··· MATERIAL FOR THIS TASK ···

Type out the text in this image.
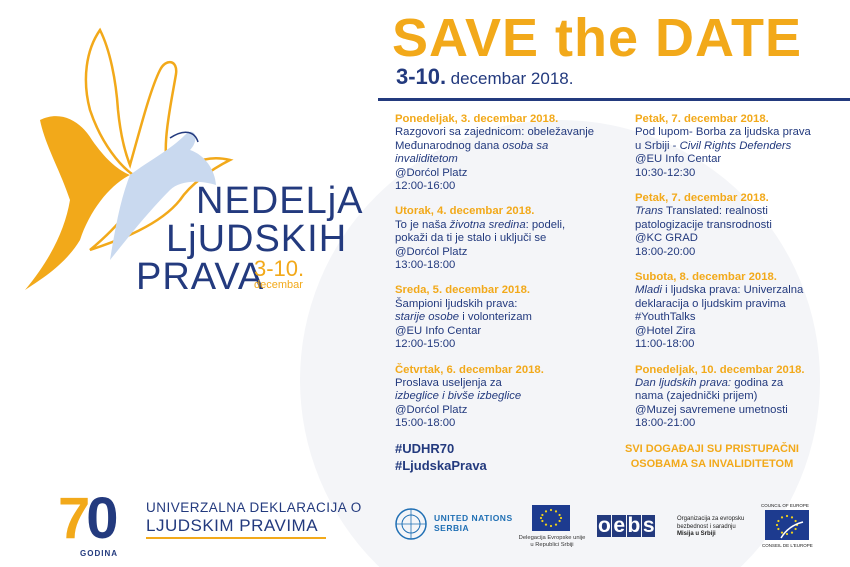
NEDELjA
LjUDSKIH
PRAVA
3-10.
decembar
SAVE the DATE
3-10. decembar 2018.
Ponedeljak, 3. decembar 2018.
Razgovori sa zajednicom: obeležavanje
Međunarodnog dana osoba sa invaliditetom
@Dorćol Platz
12:00-16:00
Utorak, 4. decembar 2018.
To je naša životna sredina: podeli,
pokaži da ti je stalo i uključi se
@Dorćol Platz
13:00-18:00
Sreda, 5. decembar 2018.
Šampioni ljudskih prava:
starije osobe i volonterizam
@EU Info Centar
12:00-15:00
Četvrtak, 6. decembar 2018.
Proslava useljenja za
izbeglice i bivše izbeglice
@Dorćol Platz
15:00-18:00
Petak, 7. decembar 2018.
Pod lupom- Borba za ljudska prava
u Srbiji - Civil Rights Defenders
@EU Info Centar
10:30-12:30
Petak, 7. decembar 2018.
Trans Translated: realnosti
patologizacije transrodnosti
@KC GRAD
18:00-20:00
Subota, 8. decembar 2018.
Mladi i ljudska prava: Univerzalna
deklaracija o ljudskim pravima
#YouthTalks
@Hotel Zira
11:00-18:00
Ponedeljak, 10. decembar 2018.
Dan ljudskih prava: godina za
nama (zajednički prijem)
@Muzej savremene umetnosti
18:00-21:00
#UDHR70
#LjudskaPrava
SVI DOGAĐAJI SU PRISTUPAČNI
OSOBAMA SA INVALIDITETOM
70
GODINA
UNIVERZALNA DEKLARACIJA O
LJUDSKIM PRAVIMA	UNITED NATIONS
SERBIA
Delegacija Evropske unije
u Republici Srbiji
o e b s	Organizacija za evropsku
bezbednost i saradnju
Misija u Srbiji
COUNCIL OF EUROPE
CONSEIL DE L'EUROPE
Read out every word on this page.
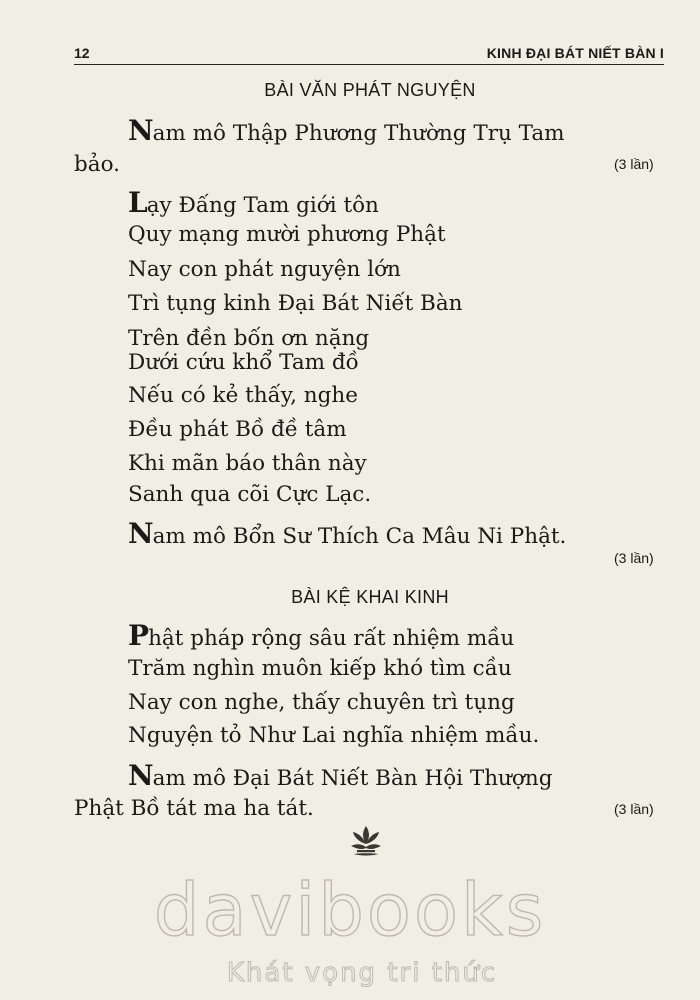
12	KINH ĐẠI BÁT NIẾT BÀN I
BÀI VĂN PHÁT NGUYỆN
Nam mô Thập Phương Thường Trụ Tam
bảo.	(3 lần)
Lạy Đấng Tam giới tôn
Quy mạng mười phương Phật
Nay con phát nguyện lớn
Trì tụng kinh Đại Bát Niết Bàn
Trên đền bốn ơn nặng
Dưới cứu khổ Tam đồ
Nếu có kẻ thấy, nghe
Đều phát Bồ đề tâm
Khi mãn báo thân này
Sanh qua cõi Cực Lạc.
Nam mô Bổn Sư Thích Ca Mâu Ni Phật.
(3 lần)
BÀI KỆ KHAI KINH
Phật pháp rộng sâu rất nhiệm mầu
Trăm nghìn muôn kiếp khó tìm cầu
Nay con nghe, thấy chuyên trì tụng
Nguyện tỏ Như Lai nghĩa nhiệm mầu.
Nam mô Đại Bát Niết Bàn Hội Thượng
Phật Bồ tát ma ha tát.	(3 lần)
davibooks
Khát vọng tri thức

···

**TASK DESCRIPTION**
Extract every line of the records above that contains the word "Srbiji".

**SOLVED PROBLEM**
u Srbiji - Civil Rights Defenders
u Republici Srbiji
Misija u Srbiji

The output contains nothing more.